What to produce: Transcribe the data from its first line through the line that contains "option-label: BRAWNY xyxy=(158,211,205,221)", both ends included, reproducing each line without any change.

Layout region records:
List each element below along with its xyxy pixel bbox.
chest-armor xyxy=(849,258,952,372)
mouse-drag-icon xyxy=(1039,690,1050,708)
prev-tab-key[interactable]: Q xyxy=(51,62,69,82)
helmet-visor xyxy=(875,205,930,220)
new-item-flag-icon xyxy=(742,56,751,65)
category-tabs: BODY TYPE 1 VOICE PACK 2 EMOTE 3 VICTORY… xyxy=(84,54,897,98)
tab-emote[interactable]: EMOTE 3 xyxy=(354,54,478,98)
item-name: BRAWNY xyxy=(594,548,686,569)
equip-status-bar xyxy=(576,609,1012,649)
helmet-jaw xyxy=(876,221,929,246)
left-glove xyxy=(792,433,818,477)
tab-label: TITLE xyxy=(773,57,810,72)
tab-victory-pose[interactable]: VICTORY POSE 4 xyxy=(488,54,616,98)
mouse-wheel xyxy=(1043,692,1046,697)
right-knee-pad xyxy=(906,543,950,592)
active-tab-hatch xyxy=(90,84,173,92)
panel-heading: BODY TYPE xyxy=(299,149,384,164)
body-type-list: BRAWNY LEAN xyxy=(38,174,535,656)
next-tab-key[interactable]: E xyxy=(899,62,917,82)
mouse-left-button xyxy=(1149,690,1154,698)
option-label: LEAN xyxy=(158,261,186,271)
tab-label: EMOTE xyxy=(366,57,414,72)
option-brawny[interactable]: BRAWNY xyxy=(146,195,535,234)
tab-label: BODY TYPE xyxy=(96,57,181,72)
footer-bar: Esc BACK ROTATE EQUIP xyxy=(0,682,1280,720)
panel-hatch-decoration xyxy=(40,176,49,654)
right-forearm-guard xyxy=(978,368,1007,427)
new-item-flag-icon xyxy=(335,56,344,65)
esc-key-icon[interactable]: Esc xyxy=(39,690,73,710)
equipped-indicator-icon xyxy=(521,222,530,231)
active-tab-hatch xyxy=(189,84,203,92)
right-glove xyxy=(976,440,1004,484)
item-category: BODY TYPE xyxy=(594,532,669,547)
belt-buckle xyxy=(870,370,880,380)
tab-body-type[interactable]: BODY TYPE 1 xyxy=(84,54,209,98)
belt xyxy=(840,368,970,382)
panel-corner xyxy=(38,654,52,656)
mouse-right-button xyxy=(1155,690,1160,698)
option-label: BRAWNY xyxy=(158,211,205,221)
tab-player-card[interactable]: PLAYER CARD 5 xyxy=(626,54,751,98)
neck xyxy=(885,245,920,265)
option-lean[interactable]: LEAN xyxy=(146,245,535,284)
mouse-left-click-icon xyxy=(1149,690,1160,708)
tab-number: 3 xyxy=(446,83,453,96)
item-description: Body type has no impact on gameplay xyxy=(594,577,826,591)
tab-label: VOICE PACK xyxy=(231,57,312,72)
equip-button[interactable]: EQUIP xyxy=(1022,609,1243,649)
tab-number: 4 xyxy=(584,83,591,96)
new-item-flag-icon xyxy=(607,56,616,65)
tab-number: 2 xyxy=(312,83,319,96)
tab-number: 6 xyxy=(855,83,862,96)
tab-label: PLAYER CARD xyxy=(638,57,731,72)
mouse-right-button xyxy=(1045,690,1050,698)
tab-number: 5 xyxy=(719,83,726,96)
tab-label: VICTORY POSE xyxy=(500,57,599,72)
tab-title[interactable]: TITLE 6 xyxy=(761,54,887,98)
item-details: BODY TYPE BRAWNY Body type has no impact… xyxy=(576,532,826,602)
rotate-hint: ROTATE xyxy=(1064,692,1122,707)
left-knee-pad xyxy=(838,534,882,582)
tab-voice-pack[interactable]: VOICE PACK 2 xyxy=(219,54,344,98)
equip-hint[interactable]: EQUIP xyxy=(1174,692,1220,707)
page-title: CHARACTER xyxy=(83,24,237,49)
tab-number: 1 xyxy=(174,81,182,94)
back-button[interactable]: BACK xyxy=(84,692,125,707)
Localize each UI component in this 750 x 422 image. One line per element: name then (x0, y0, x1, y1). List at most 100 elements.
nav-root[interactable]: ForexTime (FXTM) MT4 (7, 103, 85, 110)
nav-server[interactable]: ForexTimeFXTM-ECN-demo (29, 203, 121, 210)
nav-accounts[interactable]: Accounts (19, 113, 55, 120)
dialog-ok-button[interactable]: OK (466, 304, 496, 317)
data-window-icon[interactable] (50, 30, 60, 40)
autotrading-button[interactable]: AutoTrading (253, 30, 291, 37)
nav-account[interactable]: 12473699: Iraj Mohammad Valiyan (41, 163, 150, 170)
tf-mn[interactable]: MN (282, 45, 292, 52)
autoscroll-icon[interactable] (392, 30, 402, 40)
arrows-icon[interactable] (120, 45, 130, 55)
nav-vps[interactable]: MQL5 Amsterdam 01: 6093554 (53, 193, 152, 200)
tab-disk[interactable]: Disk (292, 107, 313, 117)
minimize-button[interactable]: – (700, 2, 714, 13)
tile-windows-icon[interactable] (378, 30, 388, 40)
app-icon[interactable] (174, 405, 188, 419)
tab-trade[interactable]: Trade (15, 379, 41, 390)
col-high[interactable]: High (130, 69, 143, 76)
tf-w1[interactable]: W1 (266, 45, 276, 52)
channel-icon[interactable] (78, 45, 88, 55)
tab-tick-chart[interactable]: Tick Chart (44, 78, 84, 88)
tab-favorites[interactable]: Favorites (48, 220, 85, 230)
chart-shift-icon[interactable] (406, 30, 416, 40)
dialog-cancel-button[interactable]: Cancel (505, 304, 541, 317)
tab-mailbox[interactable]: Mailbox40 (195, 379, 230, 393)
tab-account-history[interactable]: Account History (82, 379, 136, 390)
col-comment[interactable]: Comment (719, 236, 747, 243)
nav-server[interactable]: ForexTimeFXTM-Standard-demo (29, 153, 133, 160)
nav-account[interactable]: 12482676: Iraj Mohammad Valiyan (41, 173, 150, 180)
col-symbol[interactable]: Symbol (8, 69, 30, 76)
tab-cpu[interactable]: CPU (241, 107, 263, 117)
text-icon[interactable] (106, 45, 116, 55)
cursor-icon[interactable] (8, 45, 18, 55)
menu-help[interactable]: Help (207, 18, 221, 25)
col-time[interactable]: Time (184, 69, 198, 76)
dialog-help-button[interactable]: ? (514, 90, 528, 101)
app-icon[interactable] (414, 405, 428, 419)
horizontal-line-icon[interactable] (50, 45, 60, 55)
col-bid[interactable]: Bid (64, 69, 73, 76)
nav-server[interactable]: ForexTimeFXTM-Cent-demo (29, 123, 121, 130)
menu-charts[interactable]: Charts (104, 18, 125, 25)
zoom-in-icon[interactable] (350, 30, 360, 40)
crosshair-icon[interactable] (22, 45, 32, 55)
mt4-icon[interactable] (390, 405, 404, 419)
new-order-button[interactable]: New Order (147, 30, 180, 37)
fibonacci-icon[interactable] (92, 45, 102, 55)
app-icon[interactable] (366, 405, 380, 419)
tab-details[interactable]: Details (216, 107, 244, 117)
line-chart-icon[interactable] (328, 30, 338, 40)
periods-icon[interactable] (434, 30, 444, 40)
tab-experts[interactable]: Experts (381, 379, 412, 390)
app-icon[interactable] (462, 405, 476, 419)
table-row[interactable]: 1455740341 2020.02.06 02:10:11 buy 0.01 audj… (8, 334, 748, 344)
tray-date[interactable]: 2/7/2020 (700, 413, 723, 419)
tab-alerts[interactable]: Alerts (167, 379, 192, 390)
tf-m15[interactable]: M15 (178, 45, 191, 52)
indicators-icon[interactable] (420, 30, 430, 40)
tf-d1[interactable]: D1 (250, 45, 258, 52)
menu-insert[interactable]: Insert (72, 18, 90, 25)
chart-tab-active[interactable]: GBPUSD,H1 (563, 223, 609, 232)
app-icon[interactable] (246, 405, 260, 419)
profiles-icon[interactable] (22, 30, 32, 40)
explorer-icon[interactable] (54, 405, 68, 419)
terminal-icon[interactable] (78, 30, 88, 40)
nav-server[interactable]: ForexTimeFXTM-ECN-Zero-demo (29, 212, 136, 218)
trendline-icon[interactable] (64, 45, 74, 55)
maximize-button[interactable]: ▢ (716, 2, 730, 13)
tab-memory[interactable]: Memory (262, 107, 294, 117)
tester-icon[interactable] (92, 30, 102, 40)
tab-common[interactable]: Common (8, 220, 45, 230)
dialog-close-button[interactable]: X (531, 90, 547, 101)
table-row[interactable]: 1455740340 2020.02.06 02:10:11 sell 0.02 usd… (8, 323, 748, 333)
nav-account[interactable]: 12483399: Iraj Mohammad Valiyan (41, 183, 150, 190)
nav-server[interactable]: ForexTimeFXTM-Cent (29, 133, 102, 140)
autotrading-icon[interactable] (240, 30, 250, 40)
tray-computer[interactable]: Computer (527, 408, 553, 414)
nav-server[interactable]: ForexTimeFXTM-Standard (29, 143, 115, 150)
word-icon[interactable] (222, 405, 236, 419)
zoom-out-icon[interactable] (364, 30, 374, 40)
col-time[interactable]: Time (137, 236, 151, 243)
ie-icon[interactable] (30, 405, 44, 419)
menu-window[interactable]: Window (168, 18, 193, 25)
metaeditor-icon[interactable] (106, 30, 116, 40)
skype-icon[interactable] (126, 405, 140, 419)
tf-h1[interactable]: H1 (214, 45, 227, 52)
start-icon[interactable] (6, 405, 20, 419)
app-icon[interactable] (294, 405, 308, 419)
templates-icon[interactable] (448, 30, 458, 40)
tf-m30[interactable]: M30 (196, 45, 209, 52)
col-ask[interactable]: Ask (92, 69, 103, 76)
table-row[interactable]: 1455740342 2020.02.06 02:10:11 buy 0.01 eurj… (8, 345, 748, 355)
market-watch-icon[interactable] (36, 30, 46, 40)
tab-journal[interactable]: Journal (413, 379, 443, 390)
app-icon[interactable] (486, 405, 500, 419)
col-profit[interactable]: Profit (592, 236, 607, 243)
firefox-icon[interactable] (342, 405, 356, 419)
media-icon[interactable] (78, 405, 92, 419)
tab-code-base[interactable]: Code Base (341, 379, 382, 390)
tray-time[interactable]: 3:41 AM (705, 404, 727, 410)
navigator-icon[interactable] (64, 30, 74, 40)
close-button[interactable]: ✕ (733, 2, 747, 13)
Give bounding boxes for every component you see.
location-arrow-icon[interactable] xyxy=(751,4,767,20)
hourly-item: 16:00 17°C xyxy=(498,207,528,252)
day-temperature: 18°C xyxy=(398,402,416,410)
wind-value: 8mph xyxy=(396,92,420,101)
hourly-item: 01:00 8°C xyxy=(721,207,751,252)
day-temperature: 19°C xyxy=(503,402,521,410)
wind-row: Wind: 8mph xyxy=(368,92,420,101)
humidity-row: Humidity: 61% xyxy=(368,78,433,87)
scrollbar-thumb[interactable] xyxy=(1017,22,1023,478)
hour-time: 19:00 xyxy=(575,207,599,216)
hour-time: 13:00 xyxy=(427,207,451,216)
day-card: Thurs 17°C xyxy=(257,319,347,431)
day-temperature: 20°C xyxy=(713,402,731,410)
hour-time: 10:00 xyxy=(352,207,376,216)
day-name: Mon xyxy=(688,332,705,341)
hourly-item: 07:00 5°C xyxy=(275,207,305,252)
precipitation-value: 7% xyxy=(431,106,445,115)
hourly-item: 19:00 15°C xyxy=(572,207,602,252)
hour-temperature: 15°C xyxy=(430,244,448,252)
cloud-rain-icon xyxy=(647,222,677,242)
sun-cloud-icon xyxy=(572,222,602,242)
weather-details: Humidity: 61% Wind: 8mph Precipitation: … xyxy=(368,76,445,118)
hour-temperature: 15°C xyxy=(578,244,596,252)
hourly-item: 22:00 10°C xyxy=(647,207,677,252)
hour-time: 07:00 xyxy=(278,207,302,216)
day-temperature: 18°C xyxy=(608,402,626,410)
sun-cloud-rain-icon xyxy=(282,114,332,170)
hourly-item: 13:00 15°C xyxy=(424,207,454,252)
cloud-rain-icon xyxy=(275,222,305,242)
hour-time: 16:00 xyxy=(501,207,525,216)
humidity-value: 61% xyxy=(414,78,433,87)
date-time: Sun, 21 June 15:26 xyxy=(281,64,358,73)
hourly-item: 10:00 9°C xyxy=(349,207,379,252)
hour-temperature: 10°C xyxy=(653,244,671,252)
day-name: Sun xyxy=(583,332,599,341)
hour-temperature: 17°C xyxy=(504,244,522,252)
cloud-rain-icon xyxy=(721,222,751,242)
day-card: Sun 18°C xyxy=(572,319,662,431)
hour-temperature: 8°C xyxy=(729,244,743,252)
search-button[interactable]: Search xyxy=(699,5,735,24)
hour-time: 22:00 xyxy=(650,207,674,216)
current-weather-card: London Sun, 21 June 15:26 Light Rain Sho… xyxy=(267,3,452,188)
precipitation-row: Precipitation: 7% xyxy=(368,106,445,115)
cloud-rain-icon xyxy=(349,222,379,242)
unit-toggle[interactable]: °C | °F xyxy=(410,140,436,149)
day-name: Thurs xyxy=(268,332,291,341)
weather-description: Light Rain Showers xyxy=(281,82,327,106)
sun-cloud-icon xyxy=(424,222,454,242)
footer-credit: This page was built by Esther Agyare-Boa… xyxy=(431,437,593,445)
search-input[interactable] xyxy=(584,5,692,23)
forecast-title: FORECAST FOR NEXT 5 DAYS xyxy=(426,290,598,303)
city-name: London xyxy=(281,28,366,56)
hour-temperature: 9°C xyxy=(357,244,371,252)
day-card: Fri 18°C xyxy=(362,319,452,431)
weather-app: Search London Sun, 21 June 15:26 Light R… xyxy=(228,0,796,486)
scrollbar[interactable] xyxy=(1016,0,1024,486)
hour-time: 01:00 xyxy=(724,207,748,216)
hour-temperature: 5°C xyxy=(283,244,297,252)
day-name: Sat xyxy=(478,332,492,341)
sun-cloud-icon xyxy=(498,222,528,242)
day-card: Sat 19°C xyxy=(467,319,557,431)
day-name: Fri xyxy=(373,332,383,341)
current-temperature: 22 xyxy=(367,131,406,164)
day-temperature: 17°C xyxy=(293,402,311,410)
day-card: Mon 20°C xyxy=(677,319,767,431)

Exercise output:
List each element below along with its xyxy pixel bbox.
chest-armor xyxy=(849,258,952,372)
mouse-drag-icon xyxy=(1039,690,1050,708)
prev-tab-key[interactable]: Q xyxy=(51,62,69,82)
helmet-visor xyxy=(875,205,930,220)
new-item-flag-icon xyxy=(742,56,751,65)
category-tabs: BODY TYPE 1 VOICE PACK 2 EMOTE 3 VICTORY… xyxy=(84,54,897,98)
tab-emote[interactable]: EMOTE 3 xyxy=(354,54,478,98)
item-name: BRAWNY xyxy=(594,548,686,569)
equip-status-bar xyxy=(576,609,1012,649)
helmet-jaw xyxy=(876,221,929,246)
left-glove xyxy=(792,433,818,477)
tab-label: TITLE xyxy=(773,57,810,72)
tab-victory-pose[interactable]: VICTORY POSE 4 xyxy=(488,54,616,98)
mouse-wheel xyxy=(1043,692,1046,697)
right-knee-pad xyxy=(906,543,950,592)
active-tab-hatch xyxy=(90,84,173,92)
panel-heading: BODY TYPE xyxy=(299,149,384,164)
body-type-list: BRAWNY LEAN xyxy=(38,174,535,656)
next-tab-key[interactable]: E xyxy=(899,62,917,82)
mouse-left-button xyxy=(1149,690,1154,698)
option-label: LEAN xyxy=(158,261,186,271)
tab-label: EMOTE xyxy=(366,57,414,72)
option-brawny[interactable]: BRAWNY xyxy=(146,195,535,234)
tab-label: BODY TYPE xyxy=(96,57,181,72)
footer-bar: Esc BACK ROTATE EQUIP xyxy=(0,682,1280,720)
panel-hatch-decoration xyxy=(40,176,49,654)
right-forearm-guard xyxy=(978,368,1007,427)
new-item-flag-icon xyxy=(335,56,344,65)
esc-key-icon[interactable]: Esc xyxy=(39,690,73,710)
equipped-indicator-icon xyxy=(521,222,530,231)
active-tab-hatch xyxy=(189,84,203,92)
right-glove xyxy=(976,440,1004,484)
item-category: BODY TYPE xyxy=(594,532,669,547)
belt-buckle xyxy=(870,370,880,380)
tab-body-type[interactable]: BODY TYPE 1 xyxy=(84,54,209,98)
belt xyxy=(840,368,970,382)
panel-corner xyxy=(38,654,52,656)
mouse-right-button xyxy=(1155,690,1160,698)
option-label: BRAWNY xyxy=(158,211,205,221)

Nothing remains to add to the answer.